Find the string "氧化产物" in the listing and report every line that has it.

## Start EXCERPTED RECORDS

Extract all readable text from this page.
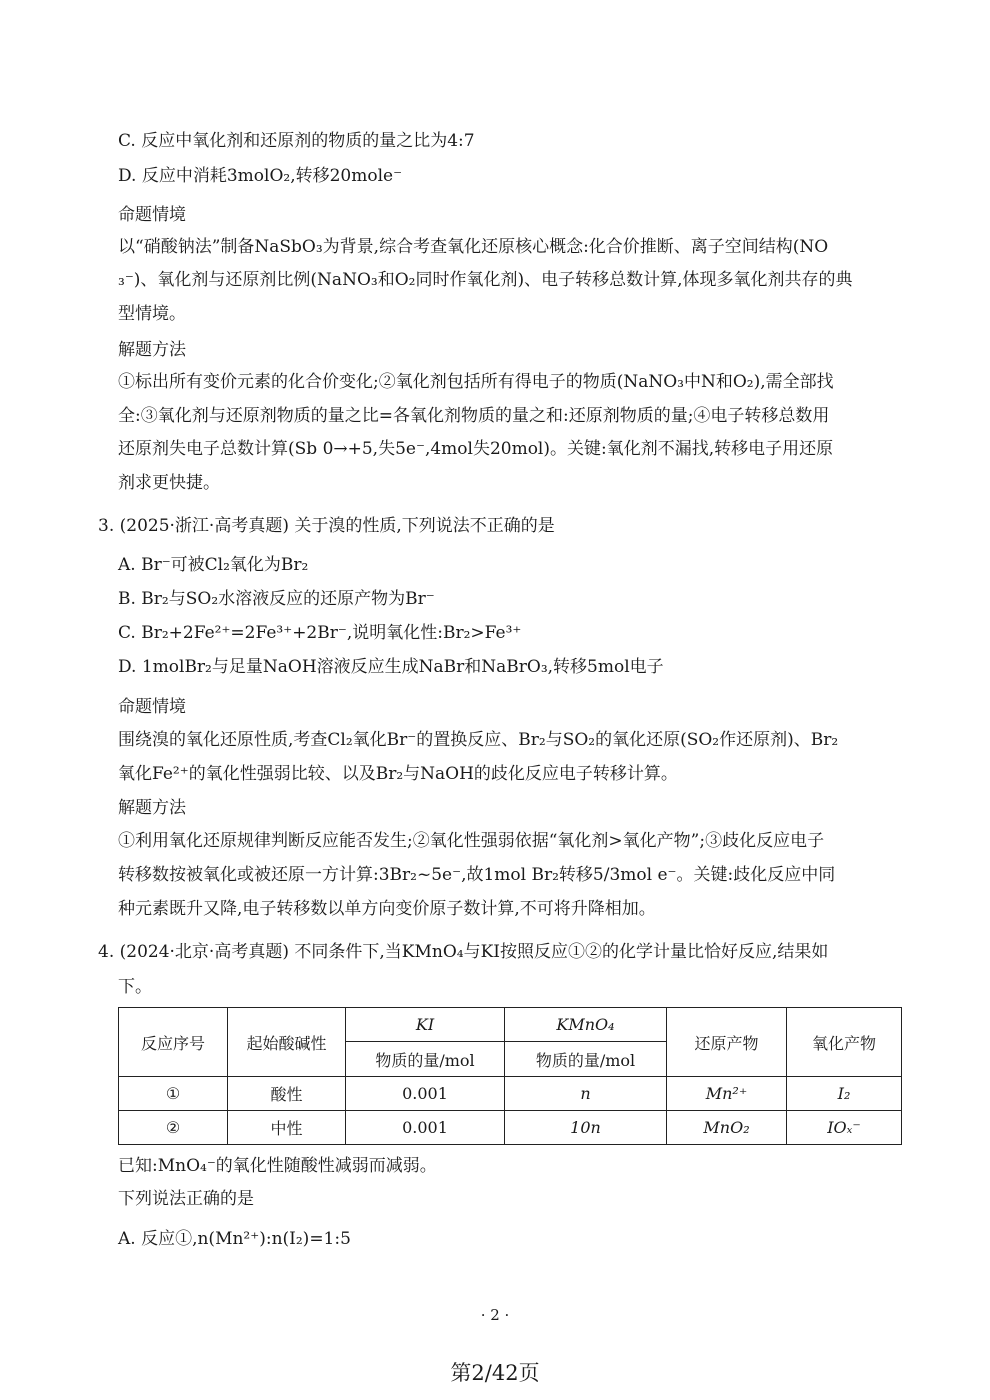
C. 反应中氧化剂和还原剂的物质的量之比为4:7
D. 反应中消耗3molO₂,转移20mole⁻
命题情境
以“硝酸钠法”制备NaSbO₃为背景,综合考查氧化还原核心概念:化合价推断、离子空间结构(NO
₃⁻)、氧化剂与还原剂比例(NaNO₃和O₂同时作氧化剂)、电子转移总数计算,体现多氧化剂共存的典
型情境。
解题方法
①标出所有变价元素的化合价变化;②氧化剂包括所有得电子的物质(NaNO₃中N和O₂),需全部找
全:③氧化剂与还原剂物质的量之比=各氧化剂物质的量之和:还原剂物质的量;④电子转移总数用
还原剂失电子总数计算(Sb 0→+5,失5e⁻,4mol失20mol)。关键:氧化剂不漏找,转移电子用还原
剂求更快捷。
3. (2025·浙江·高考真题) 关于溴的性质,下列说法不正确的是
A. Br⁻可被Cl₂氧化为Br₂
B. Br₂与SO₂水溶液反应的还原产物为Br⁻
C. Br₂+2Fe²⁺=2Fe³⁺+2Br⁻,说明氧化性:Br₂>Fe³⁺
D. 1molBr₂与足量NaOH溶液反应生成NaBr和NaBrO₃,转移5mol电子
命题情境
围绕溴的氧化还原性质,考查Cl₂氧化Br⁻的置换反应、Br₂与SO₂的氧化还原(SO₂作还原剂)、Br₂
氧化Fe²⁺的氧化性强弱比较、以及Br₂与NaOH的歧化反应电子转移计算。
解题方法
①利用氧化还原规律判断反应能否发生;②氧化性强弱依据“氧化剂>氧化产物”;③歧化反应电子
转移数按被氧化或被还原一方计算:3Br₂~5e⁻,故1mol Br₂转移5/3mol e⁻。关键:歧化反应中同
种元素既升又降,电子转移数以单方向变价原子数计算,不可将升降相加。
4. (2024·北京·高考真题) 不同条件下,当KMnO₄与KI按照反应①②的化学计量比恰好反应,结果如
下。
反应序号	起始酸碱性	KI	KMnO₄	还原产物	氧化产物
		物质的量/mol	物质的量/mol		
①	酸性	0.001	n	Mn²⁺	I₂
②	中性	0.001	10n	MnO₂	IOₓ⁻
已知:MnO₄⁻的氧化性随酸性减弱而减弱。
下列说法正确的是
A. 反应①,n(Mn²⁺):n(I₂)=1:5
· 2 ·
第2/42页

## End EXCERPTED RECORDS

_ANSWER TO THIS TASK_:
①利用氧化还原规律判断反应能否发生;②氧化性强弱依据“氧化剂>氧化产物”;③歧化反应电子
反应序号	起始酸碱性	KI	KMnO₄	还原产物	氧化产物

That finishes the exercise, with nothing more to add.